Pull out every line from the listing that has the word "subtitle".

▬▬▬

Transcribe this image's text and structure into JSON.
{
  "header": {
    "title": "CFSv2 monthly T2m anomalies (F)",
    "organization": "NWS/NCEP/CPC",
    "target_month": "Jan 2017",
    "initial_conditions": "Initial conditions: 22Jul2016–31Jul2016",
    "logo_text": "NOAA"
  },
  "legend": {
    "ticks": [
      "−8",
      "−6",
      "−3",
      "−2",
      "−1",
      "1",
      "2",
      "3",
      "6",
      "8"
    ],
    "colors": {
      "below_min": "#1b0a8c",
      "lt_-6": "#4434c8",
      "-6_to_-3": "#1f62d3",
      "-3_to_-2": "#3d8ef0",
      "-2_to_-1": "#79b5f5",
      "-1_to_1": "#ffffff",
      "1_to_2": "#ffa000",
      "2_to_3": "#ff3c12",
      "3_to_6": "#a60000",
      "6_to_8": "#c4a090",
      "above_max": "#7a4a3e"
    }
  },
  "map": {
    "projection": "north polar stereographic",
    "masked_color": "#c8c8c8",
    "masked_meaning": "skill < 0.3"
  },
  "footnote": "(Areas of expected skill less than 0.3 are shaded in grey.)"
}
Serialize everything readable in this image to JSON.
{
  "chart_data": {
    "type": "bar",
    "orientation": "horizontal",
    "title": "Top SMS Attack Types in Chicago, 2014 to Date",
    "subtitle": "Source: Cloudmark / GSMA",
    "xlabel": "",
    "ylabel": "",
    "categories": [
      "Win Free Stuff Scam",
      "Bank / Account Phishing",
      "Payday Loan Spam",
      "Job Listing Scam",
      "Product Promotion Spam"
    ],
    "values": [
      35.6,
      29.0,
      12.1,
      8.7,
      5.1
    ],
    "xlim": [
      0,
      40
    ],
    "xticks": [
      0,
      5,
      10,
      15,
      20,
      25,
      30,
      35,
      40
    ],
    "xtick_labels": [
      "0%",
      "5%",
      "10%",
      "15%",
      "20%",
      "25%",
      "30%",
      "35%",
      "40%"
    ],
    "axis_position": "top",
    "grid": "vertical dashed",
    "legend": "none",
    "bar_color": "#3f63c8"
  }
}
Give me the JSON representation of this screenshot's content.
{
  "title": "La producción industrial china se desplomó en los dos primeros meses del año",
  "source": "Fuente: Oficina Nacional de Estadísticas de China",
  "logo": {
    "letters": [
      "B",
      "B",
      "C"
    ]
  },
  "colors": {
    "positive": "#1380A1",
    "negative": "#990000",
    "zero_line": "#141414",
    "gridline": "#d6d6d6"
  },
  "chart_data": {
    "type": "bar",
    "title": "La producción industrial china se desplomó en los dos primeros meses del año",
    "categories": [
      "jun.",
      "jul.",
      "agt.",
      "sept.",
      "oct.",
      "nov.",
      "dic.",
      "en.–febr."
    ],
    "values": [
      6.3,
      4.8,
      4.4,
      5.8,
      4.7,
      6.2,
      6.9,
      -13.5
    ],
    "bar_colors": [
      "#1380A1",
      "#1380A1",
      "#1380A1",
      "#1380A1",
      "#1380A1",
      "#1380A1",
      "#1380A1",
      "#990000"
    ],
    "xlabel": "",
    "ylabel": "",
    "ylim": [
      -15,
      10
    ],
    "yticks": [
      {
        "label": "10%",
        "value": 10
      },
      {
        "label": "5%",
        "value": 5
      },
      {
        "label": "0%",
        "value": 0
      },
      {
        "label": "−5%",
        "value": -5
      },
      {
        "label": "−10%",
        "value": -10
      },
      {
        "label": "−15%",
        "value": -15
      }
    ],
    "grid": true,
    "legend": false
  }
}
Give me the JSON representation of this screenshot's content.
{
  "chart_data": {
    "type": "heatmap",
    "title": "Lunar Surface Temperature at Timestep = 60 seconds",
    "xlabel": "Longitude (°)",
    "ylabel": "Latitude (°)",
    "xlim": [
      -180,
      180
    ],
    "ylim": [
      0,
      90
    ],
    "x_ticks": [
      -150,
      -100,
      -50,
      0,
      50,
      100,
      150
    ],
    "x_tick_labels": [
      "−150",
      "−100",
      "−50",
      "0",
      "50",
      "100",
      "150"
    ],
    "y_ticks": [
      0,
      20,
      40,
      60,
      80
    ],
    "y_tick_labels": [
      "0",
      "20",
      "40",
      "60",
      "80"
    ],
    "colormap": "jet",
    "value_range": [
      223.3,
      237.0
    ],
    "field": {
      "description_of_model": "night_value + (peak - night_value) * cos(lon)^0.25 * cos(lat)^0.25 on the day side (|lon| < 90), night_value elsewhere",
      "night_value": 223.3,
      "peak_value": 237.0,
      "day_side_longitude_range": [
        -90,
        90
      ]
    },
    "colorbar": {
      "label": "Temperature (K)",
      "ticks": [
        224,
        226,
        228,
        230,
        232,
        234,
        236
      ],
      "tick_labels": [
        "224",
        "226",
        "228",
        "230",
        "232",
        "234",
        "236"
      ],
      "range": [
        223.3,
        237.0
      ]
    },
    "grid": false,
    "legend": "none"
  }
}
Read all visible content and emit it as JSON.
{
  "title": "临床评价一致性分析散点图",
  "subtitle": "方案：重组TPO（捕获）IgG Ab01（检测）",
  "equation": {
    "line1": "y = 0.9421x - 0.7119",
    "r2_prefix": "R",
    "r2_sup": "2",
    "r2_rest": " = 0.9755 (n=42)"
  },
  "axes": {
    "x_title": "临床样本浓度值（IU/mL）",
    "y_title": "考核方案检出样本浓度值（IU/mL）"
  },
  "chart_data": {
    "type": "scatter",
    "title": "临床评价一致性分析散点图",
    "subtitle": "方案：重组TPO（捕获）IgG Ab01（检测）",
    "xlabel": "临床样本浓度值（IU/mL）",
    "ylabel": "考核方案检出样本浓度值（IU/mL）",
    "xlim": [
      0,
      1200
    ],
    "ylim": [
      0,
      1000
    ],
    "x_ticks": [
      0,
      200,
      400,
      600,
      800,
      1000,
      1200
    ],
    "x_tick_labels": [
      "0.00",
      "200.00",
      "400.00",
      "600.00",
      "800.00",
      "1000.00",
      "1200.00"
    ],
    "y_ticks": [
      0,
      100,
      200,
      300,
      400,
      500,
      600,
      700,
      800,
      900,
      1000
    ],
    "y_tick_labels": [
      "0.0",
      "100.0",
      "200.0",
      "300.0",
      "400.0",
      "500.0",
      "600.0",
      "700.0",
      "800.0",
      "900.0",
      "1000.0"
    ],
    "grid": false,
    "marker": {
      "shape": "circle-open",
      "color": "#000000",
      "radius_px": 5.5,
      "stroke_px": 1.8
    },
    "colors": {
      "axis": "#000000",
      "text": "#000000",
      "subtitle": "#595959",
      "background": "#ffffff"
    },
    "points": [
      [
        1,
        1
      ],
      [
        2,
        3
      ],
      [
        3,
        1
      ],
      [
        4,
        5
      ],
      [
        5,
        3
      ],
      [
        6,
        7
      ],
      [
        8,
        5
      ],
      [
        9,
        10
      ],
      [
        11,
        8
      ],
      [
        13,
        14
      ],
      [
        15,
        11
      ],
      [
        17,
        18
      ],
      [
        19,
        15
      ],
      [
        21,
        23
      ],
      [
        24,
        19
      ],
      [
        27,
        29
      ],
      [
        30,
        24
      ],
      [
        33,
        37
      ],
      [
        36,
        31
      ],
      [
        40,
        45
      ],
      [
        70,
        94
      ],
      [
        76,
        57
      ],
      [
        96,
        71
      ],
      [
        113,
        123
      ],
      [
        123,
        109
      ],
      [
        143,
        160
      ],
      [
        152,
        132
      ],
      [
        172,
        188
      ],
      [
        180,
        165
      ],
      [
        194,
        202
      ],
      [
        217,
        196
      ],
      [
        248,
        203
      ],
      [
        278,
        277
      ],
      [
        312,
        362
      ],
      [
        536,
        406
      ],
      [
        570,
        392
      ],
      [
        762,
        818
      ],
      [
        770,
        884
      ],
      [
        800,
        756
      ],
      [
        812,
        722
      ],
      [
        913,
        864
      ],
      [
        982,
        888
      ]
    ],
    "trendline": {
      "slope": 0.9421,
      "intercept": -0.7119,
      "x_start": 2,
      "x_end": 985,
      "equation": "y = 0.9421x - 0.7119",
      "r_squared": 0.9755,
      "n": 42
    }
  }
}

▬▬▬

_Solution for this exercise_
    "subtitle": "Source: Cloudmark / GSMA",
  "subtitle": "方案：重组TPO（捕获）IgG Ab01（检测）",
    "subtitle": "方案：重组TPO（捕获）IgG Ab01（检测）",
      "subtitle": "#595959",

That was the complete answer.